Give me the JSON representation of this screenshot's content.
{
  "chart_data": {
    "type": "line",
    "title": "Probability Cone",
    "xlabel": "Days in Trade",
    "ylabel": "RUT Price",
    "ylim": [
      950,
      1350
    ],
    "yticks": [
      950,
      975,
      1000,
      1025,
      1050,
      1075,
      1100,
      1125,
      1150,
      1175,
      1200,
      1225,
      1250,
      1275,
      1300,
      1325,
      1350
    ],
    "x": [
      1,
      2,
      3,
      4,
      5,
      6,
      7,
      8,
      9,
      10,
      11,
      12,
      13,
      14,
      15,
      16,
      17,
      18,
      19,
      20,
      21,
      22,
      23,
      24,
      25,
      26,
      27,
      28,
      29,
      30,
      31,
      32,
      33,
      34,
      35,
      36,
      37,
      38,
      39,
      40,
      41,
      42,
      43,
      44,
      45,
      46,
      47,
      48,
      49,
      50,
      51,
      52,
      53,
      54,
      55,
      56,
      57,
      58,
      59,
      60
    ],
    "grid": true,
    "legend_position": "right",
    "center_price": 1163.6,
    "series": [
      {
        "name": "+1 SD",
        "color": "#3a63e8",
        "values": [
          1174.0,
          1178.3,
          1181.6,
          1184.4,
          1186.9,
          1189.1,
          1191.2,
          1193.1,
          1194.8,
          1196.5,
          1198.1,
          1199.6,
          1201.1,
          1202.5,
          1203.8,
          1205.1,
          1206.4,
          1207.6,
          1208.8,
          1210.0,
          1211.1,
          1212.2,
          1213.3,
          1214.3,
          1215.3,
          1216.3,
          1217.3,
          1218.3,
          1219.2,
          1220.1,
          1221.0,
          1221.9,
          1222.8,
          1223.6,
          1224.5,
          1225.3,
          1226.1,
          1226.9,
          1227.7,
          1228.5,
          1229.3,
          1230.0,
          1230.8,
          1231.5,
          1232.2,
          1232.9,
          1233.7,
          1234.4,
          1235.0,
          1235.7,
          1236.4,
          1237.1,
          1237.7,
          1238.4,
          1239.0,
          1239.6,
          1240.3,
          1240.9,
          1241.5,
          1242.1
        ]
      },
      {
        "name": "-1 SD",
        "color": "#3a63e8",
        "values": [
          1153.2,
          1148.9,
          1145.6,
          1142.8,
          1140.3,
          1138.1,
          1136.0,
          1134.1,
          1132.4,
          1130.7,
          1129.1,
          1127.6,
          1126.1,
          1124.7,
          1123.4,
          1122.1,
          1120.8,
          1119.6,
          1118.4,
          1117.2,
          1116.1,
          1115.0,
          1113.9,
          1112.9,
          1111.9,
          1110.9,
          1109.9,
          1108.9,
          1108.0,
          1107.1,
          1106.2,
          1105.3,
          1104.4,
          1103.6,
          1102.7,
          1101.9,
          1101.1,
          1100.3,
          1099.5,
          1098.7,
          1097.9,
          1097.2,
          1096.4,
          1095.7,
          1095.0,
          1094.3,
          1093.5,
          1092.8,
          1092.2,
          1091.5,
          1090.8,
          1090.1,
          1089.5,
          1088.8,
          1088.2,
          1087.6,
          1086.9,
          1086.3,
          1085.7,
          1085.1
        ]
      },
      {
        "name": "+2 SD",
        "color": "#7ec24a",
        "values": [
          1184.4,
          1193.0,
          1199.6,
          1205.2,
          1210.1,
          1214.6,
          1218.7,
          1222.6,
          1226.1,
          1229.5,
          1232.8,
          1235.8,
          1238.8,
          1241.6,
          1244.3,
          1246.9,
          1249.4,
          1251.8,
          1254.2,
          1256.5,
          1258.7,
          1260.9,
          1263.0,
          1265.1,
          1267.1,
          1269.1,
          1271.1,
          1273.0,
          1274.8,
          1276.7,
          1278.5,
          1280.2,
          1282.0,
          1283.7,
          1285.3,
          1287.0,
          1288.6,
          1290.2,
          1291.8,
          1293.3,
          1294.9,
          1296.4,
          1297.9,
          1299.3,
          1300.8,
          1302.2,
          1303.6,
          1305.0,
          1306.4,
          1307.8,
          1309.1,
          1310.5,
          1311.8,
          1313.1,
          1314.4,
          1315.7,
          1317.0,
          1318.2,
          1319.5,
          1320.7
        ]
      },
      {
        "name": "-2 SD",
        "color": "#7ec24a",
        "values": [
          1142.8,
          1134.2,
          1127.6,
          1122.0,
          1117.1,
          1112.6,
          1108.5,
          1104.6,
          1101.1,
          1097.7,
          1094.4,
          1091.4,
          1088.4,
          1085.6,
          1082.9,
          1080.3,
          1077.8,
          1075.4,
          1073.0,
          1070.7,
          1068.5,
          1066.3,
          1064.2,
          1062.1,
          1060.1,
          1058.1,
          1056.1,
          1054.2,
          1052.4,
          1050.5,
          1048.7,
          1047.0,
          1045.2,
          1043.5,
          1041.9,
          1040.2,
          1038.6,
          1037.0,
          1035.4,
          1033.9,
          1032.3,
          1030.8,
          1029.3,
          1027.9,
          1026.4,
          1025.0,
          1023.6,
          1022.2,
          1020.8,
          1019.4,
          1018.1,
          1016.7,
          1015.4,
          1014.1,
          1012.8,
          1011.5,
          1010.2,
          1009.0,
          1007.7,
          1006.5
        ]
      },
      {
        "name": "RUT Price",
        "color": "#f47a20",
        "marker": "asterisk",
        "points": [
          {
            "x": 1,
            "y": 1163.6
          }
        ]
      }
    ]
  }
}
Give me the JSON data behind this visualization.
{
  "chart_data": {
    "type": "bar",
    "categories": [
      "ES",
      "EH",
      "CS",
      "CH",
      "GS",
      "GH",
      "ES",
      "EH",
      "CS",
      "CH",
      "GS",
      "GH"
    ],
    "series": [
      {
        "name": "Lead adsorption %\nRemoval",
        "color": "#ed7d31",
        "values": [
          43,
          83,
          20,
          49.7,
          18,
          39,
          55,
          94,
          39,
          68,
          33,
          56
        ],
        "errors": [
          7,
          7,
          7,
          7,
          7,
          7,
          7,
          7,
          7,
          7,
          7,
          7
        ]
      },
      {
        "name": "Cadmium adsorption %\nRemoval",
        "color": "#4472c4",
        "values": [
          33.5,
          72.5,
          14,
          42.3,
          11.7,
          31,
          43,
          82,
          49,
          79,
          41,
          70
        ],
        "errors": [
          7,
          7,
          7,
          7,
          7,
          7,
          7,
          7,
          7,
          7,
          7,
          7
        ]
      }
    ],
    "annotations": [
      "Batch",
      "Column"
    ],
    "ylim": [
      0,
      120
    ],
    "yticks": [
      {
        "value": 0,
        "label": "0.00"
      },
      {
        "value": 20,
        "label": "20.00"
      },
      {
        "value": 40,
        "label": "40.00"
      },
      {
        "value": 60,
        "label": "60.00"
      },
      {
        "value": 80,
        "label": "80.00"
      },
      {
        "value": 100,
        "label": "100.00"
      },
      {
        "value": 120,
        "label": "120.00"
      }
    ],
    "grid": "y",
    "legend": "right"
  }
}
──────────────────────────────
What is required
Repeat exactly the lines from the line containing "Give me the JSON data" through the last line of the records above, including both, and nothing else.

Response to the exercise
Give me the JSON data behind this visualization.
{
  "chart_data": {
    "type": "bar",
    "categories": [
      "ES",
      "EH",
      "CS",
      "CH",
      "GS",
      "GH",
      "ES",
      "EH",
      "CS",
      "CH",
      "GS",
      "GH"
    ],
    "series": [
      {
        "name": "Lead adsorption %\nRemoval",
        "color": "#ed7d31",
        "values": [
          43,
          83,
          20,
          49.7,
          18,
          39,
          55,
          94,
          39,
          68,
          33,
          56
        ],
        "errors": [
          7,
          7,
          7,
          7,
          7,
          7,
          7,
          7,
          7,
          7,
          7,
          7
        ]
      },
      {
        "name": "Cadmium adsorption %\nRemoval",
        "color": "#4472c4",
        "values": [
          33.5,
          72.5,
          14,
          42.3,
          11.7,
          31,
          43,
          82,
          49,
          79,
          41,
          70
        ],
        "errors": [
          7,
          7,
          7,
          7,
          7,
          7,
          7,
          7,
          7,
          7,
          7,
          7
        ]
      }
    ],
    "annotations": [
      "Batch",
      "Column"
    ],
    "ylim": [
      0,
      120
    ],
    "yticks": [
      {
        "value": 0,
        "label": "0.00"
      },
      {
        "value": 20,
        "label": "20.00"
      },
      {
        "value": 40,
        "label": "40.00"
      },
      {
        "value": 60,
        "label": "60.00"
      },
      {
        "value": 80,
        "label": "80.00"
      },
      {
        "value": 100,
        "label": "100.00"
      },
      {
        "value": 120,
        "label": "120.00"
      }
    ],
    "grid": "y",
    "legend": "right"
  }
}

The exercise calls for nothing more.